— Estratto della fonte —
------

Per capire se il fenomeno fosse davvero legato alle reti perineuronali, i ricercatori hanno studiato topi con difetti intenzionali in queste strutture. Gli animali erano in grado di imparare informazioni nuove sugli oggetti dell’ambiente, ma perdevano la capacità di ricordare gli altri topi con cui interagivano. Lo schema ricalca quello osservato nei pazienti: prima si deteriora il riconoscimento degli affetti, poi il resto della memoria. Per gli studiosi questo è un risultato importante perché indica un cambiamento fisico e riconoscibile, una sorta di “firma” biologica di una delle perdite più dolorose vissute dai malati di Alzheimer.
Harald Sontheimer, autore senior della ricerca, ha definito questa scoperta un “obiettivo completamente nuovo”, perché permette di osservare una porzione della malattia che finora era rimasta in ombra. E soprattutto offre un punto concreto da cui partire per capire se alcuni trattamenti siano in grado di rallentare la degenerazione delle reti e, di conseguenza, ritardare o limitare la perdita del riconoscimento sociale.

------

— Elenco dei dati —
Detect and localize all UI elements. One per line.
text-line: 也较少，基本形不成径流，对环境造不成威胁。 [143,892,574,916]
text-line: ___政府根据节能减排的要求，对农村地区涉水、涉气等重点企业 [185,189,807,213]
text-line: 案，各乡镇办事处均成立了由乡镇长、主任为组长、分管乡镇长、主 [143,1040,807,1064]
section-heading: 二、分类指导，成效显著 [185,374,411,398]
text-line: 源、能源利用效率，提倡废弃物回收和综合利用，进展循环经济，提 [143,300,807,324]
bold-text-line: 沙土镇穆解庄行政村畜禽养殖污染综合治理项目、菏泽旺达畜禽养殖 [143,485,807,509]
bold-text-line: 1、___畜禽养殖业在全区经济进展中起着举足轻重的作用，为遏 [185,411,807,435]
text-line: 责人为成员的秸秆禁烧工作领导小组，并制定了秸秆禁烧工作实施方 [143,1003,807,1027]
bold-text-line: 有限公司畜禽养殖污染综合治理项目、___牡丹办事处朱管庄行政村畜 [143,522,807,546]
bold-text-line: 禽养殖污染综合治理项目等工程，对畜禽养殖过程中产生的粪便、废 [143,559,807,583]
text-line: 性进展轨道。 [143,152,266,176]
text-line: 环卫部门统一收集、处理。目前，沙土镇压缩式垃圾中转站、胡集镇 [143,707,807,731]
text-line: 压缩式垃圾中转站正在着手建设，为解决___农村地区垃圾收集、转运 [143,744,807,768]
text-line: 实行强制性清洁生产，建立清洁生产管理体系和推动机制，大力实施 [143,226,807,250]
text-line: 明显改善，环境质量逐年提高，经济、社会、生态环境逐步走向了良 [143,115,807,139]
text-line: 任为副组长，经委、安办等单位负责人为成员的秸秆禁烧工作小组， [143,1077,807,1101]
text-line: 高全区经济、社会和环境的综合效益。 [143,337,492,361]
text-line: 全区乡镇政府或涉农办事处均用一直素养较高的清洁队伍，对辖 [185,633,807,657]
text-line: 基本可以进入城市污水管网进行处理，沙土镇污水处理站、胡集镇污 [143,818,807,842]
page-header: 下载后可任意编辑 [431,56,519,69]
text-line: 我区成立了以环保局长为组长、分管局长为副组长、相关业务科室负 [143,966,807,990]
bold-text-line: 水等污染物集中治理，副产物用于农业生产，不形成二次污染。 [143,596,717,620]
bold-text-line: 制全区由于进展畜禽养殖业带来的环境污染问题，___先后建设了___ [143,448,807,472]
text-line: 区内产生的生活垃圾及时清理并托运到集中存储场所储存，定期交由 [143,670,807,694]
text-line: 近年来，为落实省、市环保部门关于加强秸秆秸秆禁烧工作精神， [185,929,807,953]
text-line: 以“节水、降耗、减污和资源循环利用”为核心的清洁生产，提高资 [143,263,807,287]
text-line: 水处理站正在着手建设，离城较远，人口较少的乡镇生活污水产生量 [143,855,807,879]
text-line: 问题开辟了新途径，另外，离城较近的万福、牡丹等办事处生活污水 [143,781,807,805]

------

Ricopia senza modifiche il passo del brano sulle reti perineuronali che comincia con "Harald Sontheimer, autore" e prosegue fino a "del riconoscimento sociale.".

— Esito del compito —
Harald Sontheimer, autore senior della ricerca, ha definito questa scoperta un “obiettivo completamente nuovo”, perché permette di osservare una porzione della malattia che finora era rimasta in ombra. E soprattutto offre un punto concreto da cui partire per capire se alcuni trattamenti siano in grado di rallentare la degenerazione delle reti e, di conseguenza, ritardare o limitare la perdita del riconoscimento sociale.